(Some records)
§

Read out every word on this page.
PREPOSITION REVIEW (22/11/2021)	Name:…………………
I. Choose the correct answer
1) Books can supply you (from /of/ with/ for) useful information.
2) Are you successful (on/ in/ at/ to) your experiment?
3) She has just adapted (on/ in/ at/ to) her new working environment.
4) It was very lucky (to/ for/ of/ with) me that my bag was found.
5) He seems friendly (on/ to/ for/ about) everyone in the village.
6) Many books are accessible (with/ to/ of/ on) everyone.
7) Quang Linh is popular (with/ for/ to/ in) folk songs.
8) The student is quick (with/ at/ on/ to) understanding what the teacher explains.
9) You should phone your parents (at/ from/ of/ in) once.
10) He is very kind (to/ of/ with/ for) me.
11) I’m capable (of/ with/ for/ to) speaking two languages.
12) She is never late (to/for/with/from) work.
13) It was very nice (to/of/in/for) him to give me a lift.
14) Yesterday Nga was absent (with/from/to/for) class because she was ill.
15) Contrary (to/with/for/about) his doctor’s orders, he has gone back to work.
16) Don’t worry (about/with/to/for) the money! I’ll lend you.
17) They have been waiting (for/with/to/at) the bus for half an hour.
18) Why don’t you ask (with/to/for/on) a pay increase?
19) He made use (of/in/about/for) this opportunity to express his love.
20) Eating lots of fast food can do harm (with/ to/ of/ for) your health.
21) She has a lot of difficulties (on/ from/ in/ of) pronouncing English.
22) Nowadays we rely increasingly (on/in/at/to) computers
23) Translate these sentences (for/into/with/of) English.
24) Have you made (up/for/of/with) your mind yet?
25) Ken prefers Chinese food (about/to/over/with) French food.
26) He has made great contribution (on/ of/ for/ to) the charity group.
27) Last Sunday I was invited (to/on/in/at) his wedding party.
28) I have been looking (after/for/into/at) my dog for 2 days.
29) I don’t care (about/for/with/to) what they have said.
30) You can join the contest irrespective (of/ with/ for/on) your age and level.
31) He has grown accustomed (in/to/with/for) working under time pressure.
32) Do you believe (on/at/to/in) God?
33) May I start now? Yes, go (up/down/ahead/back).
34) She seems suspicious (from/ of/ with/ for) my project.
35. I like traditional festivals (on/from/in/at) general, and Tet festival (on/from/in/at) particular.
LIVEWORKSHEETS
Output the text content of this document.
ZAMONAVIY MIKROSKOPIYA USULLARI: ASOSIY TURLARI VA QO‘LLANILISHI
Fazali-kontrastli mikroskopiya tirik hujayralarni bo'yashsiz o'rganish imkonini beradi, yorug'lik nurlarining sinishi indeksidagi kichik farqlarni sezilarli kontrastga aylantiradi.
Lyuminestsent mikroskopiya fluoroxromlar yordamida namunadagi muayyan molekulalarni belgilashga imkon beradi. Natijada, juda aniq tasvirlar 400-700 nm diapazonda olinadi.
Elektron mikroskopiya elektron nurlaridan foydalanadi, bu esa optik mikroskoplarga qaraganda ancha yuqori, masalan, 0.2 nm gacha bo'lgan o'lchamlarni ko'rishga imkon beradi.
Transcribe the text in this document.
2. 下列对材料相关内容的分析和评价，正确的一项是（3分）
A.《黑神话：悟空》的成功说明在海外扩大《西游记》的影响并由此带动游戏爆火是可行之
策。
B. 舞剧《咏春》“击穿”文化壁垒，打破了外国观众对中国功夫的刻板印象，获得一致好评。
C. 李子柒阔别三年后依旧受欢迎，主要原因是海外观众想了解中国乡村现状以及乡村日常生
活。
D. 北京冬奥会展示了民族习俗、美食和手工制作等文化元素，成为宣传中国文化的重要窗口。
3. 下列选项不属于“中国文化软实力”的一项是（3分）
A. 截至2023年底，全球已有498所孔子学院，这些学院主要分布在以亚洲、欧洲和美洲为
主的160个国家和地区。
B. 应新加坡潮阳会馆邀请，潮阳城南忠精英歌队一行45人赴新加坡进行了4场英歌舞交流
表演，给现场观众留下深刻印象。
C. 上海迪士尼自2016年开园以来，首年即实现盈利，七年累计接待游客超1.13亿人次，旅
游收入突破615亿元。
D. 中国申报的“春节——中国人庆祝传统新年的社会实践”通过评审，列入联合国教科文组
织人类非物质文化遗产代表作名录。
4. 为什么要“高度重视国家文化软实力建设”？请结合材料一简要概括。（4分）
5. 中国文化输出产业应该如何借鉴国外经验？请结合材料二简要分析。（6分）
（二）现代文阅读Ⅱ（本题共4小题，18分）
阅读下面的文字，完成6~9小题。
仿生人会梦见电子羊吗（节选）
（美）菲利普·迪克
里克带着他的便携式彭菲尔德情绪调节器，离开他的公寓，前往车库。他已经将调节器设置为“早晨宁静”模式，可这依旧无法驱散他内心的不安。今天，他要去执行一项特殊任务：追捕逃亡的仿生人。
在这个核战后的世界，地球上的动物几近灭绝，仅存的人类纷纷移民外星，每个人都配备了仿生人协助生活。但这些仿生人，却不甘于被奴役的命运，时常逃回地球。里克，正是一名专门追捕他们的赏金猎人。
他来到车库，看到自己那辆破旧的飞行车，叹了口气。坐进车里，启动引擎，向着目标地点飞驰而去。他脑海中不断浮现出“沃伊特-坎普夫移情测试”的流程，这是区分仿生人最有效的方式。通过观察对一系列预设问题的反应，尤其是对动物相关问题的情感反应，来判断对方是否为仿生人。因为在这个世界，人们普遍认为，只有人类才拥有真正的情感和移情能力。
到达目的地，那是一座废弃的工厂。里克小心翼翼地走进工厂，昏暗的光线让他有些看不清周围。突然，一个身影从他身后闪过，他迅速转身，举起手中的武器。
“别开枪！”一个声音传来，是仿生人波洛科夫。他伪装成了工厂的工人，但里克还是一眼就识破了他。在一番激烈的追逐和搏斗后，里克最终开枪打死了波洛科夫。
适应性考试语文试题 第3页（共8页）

§

* **Exercise task**
List every line above containing the word "beradi".

* **Exercise output**
Fazali-kontrastli mikroskopiya tirik hujayralarni bo'yashsiz o'rganish imkonini beradi, yorug'lik nurlarining sinishi indeksidagi kichik farqlarni sezilarli kontrastga aylantiradi.
Lyuminestsent mikroskopiya fluoroxromlar yordamida namunadagi muayyan molekulalarni belgilashga imkon beradi. Natijada, juda aniq tasvirlar 400-700 nm diapazonda olinadi.
Elektron mikroskopiya elektron nurlaridan foydalanadi, bu esa optik mikroskoplarga qaraganda ancha yuqori, masalan, 0.2 nm gacha bo'lgan o'lchamlarni ko'rishga imkon beradi.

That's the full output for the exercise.